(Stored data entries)
start
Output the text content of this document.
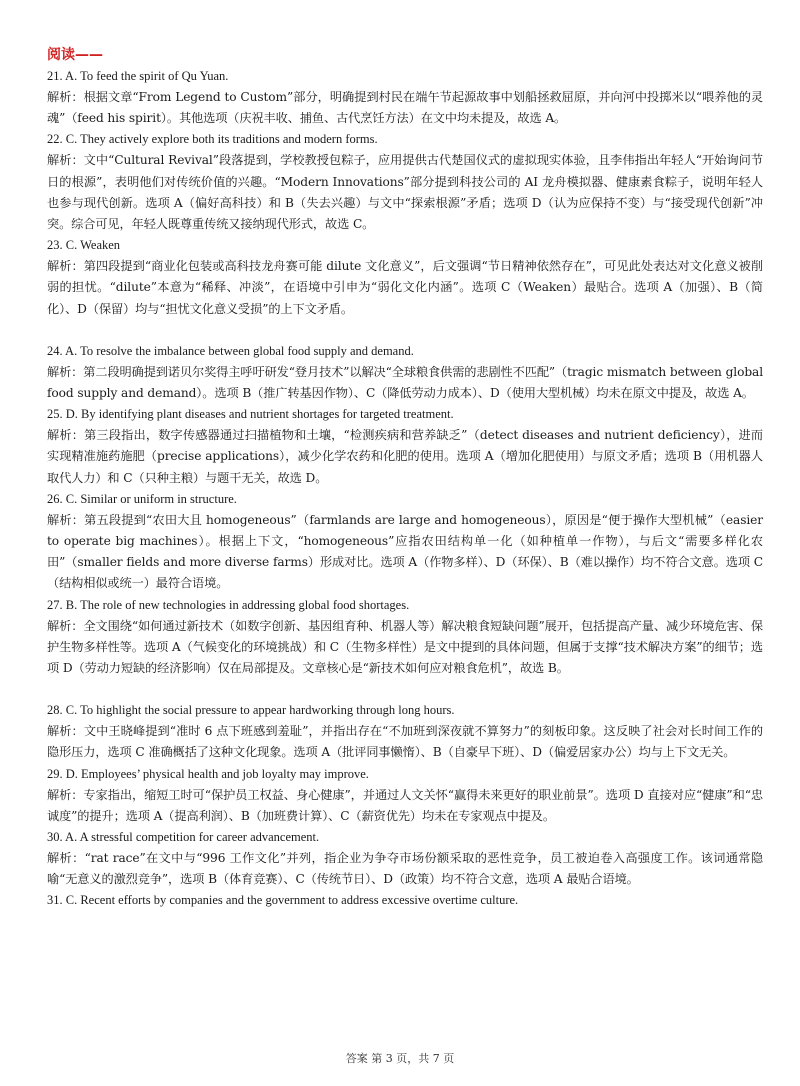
阅读——
21. A. To feed the spirit of Qu Yuan.
解析：根据文章“From Legend to Custom”部分，明确提到村民在端午节起源故事中划船拯救屈原，并向河中投掷米以“喂养他的灵魂”（feed his spirit）。其他选项（庆祝丰收、捕鱼、古代烹饪方法）在文中均未提及，故选 A。
22. C. They actively explore both its traditions and modern forms.
解析：文中“Cultural Revival”段落提到，学校教授包粽子，应用提供古代楚国仪式的虚拟现实体验，且李伟指出年轻人“开始询问节日的根源”，表明他们对传统价值的兴趣。“Modern Innovations”部分提到科技公司的 AI 龙舟模拟器、健康素食粽子，说明年轻人也参与现代创新。选项 A（偏好高科技）和 B（失去兴趣）与文中“探索根源”矛盾；选项 D（认为应保持不变）与“接受现代创新”冲突。综合可见，年轻人既尊重传统又接纳现代形式，故选 C。
23. C. Weaken
解析：第四段提到“商业化包装或高科技龙舟赛可能 dilute 文化意义”，后文强调“节日精神依然存在”，可见此处表达对文化意义被削弱的担忧。“dilute”本意为“稀释、冲淡”，在语境中引申为“弱化文化内涵”。选项 C（Weaken）最贴合。选项 A（加强）、B（简化）、D（保留）均与“担忧文化意义受损”的上下文矛盾。
24. A. To resolve the imbalance between global food supply and demand.
解析：第二段明确提到诺贝尔奖得主呼吁研发“登月技术”以解决“全球粮食供需的悲剧性不匹配”（tragic mismatch between global food supply and demand）。选项 B（推广转基因作物）、C（降低劳动力成本）、D（使用大型机械）均未在原文中提及，故选 A。
25. D. By identifying plant diseases and nutrient shortages for targeted treatment.
解析：第三段指出，数字传感器通过扫描植物和土壤，“检测疾病和营养缺乏”（detect diseases and nutrient deficiency），进而实现精准施药施肥（precise applications），减少化学农药和化肥的使用。选项 A（增加化肥使用）与原文矛盾；选项 B（用机器人取代人力）和 C（只种主粮）与题干无关，故选 D。
26. C. Similar or uniform in structure.
解析：第五段提到“农田大且 homogeneous”（farmlands are large and homogeneous），原因是“便于操作大型机械”（easier to operate big machines）。根据上下文，“homogeneous”应指农田结构单一化（如种植单一作物），与后文“需要多样化农田”（smaller fields and more diverse farms）形成对比。选项 A（作物多样）、D（环保）、B（难以操作）均不符合文意。选项 C（结构相似或统一）最符合语境。
27. B. The role of new technologies in addressing global food shortages.
解析：全文围绕“如何通过新技术（如数字创新、基因组育种、机器人等）解决粮食短缺问题”展开，包括提高产量、减少环境危害、保护生物多样性等。选项 A（气候变化的环境挑战）和 C（生物多样性）是文中提到的具体问题，但属于支撑“技术解决方案”的细节；选项 D（劳动力短缺的经济影响）仅在局部提及。文章核心是“新技术如何应对粮食危机”，故选 B。
28. C. To highlight the social pressure to appear hardworking through long hours.
解析：文中王晓峰提到“准时 6 点下班感到羞耻”，并指出存在“不加班到深夜就不算努力”的刻板印象。这反映了社会对长时间工作的隐形压力，选项 C 准确概括了这种文化现象。选项 A（批评同事懒惰）、B（自豪早下班）、D（偏爱居家办公）均与上下文无关。
29. D. Employees’ physical health and job loyalty may improve.
解析：专家指出，缩短工时可“保护员工权益、身心健康”，并通过人文关怀“赢得未来更好的职业前景”。选项 D 直接对应“健康”和“忠诚度”的提升；选项 A（提高利润）、B（加班费计算）、C（薪资优先）均未在专家观点中提及。
30. A. A stressful competition for career advancement.
解析：“rat race”在文中与“996 工作文化”并列，指企业为争夺市场份额采取的恶性竞争，员工被迫卷入高强度工作。该词通常隐喻“无意义的激烈竞争”，选项 B（体育竞赛）、C（传统节日）、D（政策）均不符合文意，选项 A 最贴合语境。
31. C. Recent efforts by companies and the government to address excessive overtime culture.
答案 第 3 页，共 7 页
end
_Task directions:_ Set out every line from the material that contains the string "supply".

_Worked solution:_
24. A. To resolve the imbalance between global food supply and demand.
解析：第二段明确提到诺贝尔奖得主呼吁研发“登月技术”以解决“全球粮食供需的悲剧性不匹配”（tragic mismatch between global food supply and demand）。选项 B（推广转基因作物）、C（降低劳动力成本）、D（使用大型机械）均未在原文中提及，故选 A。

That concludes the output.